Stored entries:
============
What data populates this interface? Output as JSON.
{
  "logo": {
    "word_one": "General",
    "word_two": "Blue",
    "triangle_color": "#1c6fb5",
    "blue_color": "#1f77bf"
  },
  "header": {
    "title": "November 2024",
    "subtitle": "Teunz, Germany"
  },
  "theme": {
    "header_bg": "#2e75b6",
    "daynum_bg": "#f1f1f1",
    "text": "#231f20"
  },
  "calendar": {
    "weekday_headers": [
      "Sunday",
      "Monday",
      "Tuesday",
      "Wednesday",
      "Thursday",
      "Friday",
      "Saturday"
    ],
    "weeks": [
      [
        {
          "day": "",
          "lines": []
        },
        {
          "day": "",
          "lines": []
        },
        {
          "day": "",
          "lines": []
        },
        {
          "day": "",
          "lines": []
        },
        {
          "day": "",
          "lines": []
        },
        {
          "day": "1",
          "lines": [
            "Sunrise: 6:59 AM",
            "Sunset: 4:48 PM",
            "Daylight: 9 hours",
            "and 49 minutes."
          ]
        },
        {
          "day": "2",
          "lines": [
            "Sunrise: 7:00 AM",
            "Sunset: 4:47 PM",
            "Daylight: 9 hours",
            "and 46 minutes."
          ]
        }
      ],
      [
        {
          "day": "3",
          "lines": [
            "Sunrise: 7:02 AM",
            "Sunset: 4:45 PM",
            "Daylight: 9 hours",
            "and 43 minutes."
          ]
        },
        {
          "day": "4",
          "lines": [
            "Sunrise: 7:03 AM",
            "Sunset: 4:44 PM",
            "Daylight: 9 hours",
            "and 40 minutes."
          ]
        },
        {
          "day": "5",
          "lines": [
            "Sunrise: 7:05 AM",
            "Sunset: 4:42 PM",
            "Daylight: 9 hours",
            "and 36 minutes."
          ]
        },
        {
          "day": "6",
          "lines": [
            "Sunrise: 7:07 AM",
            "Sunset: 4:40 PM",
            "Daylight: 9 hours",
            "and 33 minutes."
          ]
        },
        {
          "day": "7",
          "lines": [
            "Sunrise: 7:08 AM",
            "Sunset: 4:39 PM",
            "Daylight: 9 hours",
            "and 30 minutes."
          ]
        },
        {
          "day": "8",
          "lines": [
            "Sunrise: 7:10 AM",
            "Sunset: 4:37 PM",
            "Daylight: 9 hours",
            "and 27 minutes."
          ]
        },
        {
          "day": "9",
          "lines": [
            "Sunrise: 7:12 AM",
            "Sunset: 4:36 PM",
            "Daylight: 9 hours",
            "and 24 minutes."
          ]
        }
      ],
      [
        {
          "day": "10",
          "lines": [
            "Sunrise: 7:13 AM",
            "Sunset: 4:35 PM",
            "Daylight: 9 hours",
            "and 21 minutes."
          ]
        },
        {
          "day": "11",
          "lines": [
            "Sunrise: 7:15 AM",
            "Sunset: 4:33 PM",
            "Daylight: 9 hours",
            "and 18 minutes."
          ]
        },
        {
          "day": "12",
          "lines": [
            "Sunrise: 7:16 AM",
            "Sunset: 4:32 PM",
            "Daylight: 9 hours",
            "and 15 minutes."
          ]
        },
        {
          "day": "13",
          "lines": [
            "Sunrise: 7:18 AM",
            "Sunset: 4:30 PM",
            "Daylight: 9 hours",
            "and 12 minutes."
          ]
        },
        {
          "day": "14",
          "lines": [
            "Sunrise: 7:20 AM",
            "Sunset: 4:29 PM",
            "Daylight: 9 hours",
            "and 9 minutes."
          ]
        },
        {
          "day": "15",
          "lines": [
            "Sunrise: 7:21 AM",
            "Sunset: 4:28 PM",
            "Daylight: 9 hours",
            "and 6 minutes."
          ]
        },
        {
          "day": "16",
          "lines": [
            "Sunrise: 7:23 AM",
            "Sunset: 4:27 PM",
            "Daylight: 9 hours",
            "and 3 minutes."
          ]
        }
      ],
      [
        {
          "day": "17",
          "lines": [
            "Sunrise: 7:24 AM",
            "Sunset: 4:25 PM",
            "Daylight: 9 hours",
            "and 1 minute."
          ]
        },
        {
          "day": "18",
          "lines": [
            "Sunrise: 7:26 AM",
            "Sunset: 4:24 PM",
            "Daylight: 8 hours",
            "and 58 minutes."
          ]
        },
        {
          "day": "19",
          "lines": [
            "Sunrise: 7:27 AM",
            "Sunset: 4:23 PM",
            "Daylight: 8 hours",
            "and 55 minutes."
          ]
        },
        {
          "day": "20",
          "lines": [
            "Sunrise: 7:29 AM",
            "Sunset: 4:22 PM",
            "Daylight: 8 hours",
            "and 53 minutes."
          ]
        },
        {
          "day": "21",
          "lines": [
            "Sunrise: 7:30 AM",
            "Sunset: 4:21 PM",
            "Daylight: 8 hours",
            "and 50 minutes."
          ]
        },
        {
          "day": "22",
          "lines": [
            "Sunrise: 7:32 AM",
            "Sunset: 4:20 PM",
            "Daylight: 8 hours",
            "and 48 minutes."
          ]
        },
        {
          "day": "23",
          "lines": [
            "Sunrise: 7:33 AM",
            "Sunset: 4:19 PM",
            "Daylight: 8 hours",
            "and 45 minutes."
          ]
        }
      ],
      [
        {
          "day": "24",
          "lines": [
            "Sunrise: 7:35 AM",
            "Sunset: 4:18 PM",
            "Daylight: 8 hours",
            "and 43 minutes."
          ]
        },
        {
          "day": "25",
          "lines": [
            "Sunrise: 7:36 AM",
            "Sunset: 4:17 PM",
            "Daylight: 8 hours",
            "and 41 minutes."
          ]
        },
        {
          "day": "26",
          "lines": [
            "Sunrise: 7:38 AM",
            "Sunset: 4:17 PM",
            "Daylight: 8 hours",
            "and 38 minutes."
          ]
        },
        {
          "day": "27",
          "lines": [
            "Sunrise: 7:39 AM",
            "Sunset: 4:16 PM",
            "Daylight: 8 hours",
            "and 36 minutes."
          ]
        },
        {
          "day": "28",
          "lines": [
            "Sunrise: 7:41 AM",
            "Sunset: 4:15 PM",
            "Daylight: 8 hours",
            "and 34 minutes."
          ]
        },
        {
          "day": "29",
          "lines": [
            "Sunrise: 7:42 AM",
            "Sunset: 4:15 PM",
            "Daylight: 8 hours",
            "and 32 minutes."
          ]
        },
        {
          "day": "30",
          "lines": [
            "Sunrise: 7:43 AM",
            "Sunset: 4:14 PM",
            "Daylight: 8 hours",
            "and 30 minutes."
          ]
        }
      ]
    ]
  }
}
============
> **Set exercise**
Reproduce every line above without error.

> **Result**
What data populates this interface? Output as JSON.
{
  "logo": {
    "word_one": "General",
    "word_two": "Blue",
    "triangle_color": "#1c6fb5",
    "blue_color": "#1f77bf"
  },
  "header": {
    "title": "November 2024",
    "subtitle": "Teunz, Germany"
  },
  "theme": {
    "header_bg": "#2e75b6",
    "daynum_bg": "#f1f1f1",
    "text": "#231f20"
  },
  "calendar": {
    "weekday_headers": [
      "Sunday",
      "Monday",
      "Tuesday",
      "Wednesday",
      "Thursday",
      "Friday",
      "Saturday"
    ],
    "weeks": [
      [
        {
          "day": "",
          "lines": []
        },
        {
          "day": "",
          "lines": []
        },
        {
          "day": "",
          "lines": []
        },
        {
          "day": "",
          "lines": []
        },
        {
          "day": "",
          "lines": []
        },
        {
          "day": "1",
          "lines": [
            "Sunrise: 6:59 AM",
            "Sunset: 4:48 PM",
            "Daylight: 9 hours",
            "and 49 minutes."
          ]
        },
        {
          "day": "2",
          "lines": [
            "Sunrise: 7:00 AM",
            "Sunset: 4:47 PM",
            "Daylight: 9 hours",
            "and 46 minutes."
          ]
        }
      ],
      [
        {
          "day": "3",
          "lines": [
            "Sunrise: 7:02 AM",
            "Sunset: 4:45 PM",
            "Daylight: 9 hours",
            "and 43 minutes."
          ]
        },
        {
          "day": "4",
          "lines": [
            "Sunrise: 7:03 AM",
            "Sunset: 4:44 PM",
            "Daylight: 9 hours",
            "and 40 minutes."
          ]
        },
        {
          "day": "5",
          "lines": [
            "Sunrise: 7:05 AM",
            "Sunset: 4:42 PM",
            "Daylight: 9 hours",
            "and 36 minutes."
          ]
        },
        {
          "day": "6",
          "lines": [
            "Sunrise: 7:07 AM",
            "Sunset: 4:40 PM",
            "Daylight: 9 hours",
            "and 33 minutes."
          ]
        },
        {
          "day": "7",
          "lines": [
            "Sunrise: 7:08 AM",
            "Sunset: 4:39 PM",
            "Daylight: 9 hours",
            "and 30 minutes."
          ]
        },
        {
          "day": "8",
          "lines": [
            "Sunrise: 7:10 AM",
            "Sunset: 4:37 PM",
            "Daylight: 9 hours",
            "and 27 minutes."
          ]
        },
        {
          "day": "9",
          "lines": [
            "Sunrise: 7:12 AM",
            "Sunset: 4:36 PM",
            "Daylight: 9 hours",
            "and 24 minutes."
          ]
        }
      ],
      [
        {
          "day": "10",
          "lines": [
            "Sunrise: 7:13 AM",
            "Sunset: 4:35 PM",
            "Daylight: 9 hours",
            "and 21 minutes."
          ]
        },
        {
          "day": "11",
          "lines": [
            "Sunrise: 7:15 AM",
            "Sunset: 4:33 PM",
            "Daylight: 9 hours",
            "and 18 minutes."
          ]
        },
        {
          "day": "12",
          "lines": [
            "Sunrise: 7:16 AM",
            "Sunset: 4:32 PM",
            "Daylight: 9 hours",
            "and 15 minutes."
          ]
        },
        {
          "day": "13",
          "lines": [
            "Sunrise: 7:18 AM",
            "Sunset: 4:30 PM",
            "Daylight: 9 hours",
            "and 12 minutes."
          ]
        },
        {
          "day": "14",
          "lines": [
            "Sunrise: 7:20 AM",
            "Sunset: 4:29 PM",
            "Daylight: 9 hours",
            "and 9 minutes."
          ]
        },
        {
          "day": "15",
          "lines": [
            "Sunrise: 7:21 AM",
            "Sunset: 4:28 PM",
            "Daylight: 9 hours",
            "and 6 minutes."
          ]
        },
        {
          "day": "16",
          "lines": [
            "Sunrise: 7:23 AM",
            "Sunset: 4:27 PM",
            "Daylight: 9 hours",
            "and 3 minutes."
          ]
        }
      ],
      [
        {
          "day": "17",
          "lines": [
            "Sunrise: 7:24 AM",
            "Sunset: 4:25 PM",
            "Daylight: 9 hours",
            "and 1 minute."
          ]
        },
        {
          "day": "18",
          "lines": [
            "Sunrise: 7:26 AM",
            "Sunset: 4:24 PM",
            "Daylight: 8 hours",
            "and 58 minutes."
          ]
        },
        {
          "day": "19",
          "lines": [
            "Sunrise: 7:27 AM",
            "Sunset: 4:23 PM",
            "Daylight: 8 hours",
            "and 55 minutes."
          ]
        },
        {
          "day": "20",
          "lines": [
            "Sunrise: 7:29 AM",
            "Sunset: 4:22 PM",
            "Daylight: 8 hours",
            "and 53 minutes."
          ]
        },
        {
          "day": "21",
          "lines": [
            "Sunrise: 7:30 AM",
            "Sunset: 4:21 PM",
            "Daylight: 8 hours",
            "and 50 minutes."
          ]
        },
        {
          "day": "22",
          "lines": [
            "Sunrise: 7:32 AM",
            "Sunset: 4:20 PM",
            "Daylight: 8 hours",
            "and 48 minutes."
          ]
        },
        {
          "day": "23",
          "lines": [
            "Sunrise: 7:33 AM",
            "Sunset: 4:19 PM",
            "Daylight: 8 hours",
            "and 45 minutes."
          ]
        }
      ],
      [
        {
          "day": "24",
          "lines": [
            "Sunrise: 7:35 AM",
            "Sunset: 4:18 PM",
            "Daylight: 8 hours",
            "and 43 minutes."
          ]
        },
        {
          "day": "25",
          "lines": [
            "Sunrise: 7:36 AM",
            "Sunset: 4:17 PM",
            "Daylight: 8 hours",
            "and 41 minutes."
          ]
        },
        {
          "day": "26",
          "lines": [
            "Sunrise: 7:38 AM",
            "Sunset: 4:17 PM",
            "Daylight: 8 hours",
            "and 38 minutes."
          ]
        },
        {
          "day": "27",
          "lines": [
            "Sunrise: 7:39 AM",
            "Sunset: 4:16 PM",
            "Daylight: 8 hours",
            "and 36 minutes."
          ]
        },
        {
          "day": "28",
          "lines": [
            "Sunrise: 7:41 AM",
            "Sunset: 4:15 PM",
            "Daylight: 8 hours",
            "and 34 minutes."
          ]
        },
        {
          "day": "29",
          "lines": [
            "Sunrise: 7:42 AM",
            "Sunset: 4:15 PM",
            "Daylight: 8 hours",
            "and 32 minutes."
          ]
        },
        {
          "day": "30",
          "lines": [
            "Sunrise: 7:43 AM",
            "Sunset: 4:14 PM",
            "Daylight: 8 hours",
            "and 30 minutes."
          ]
        }
      ]
    ]
  }
}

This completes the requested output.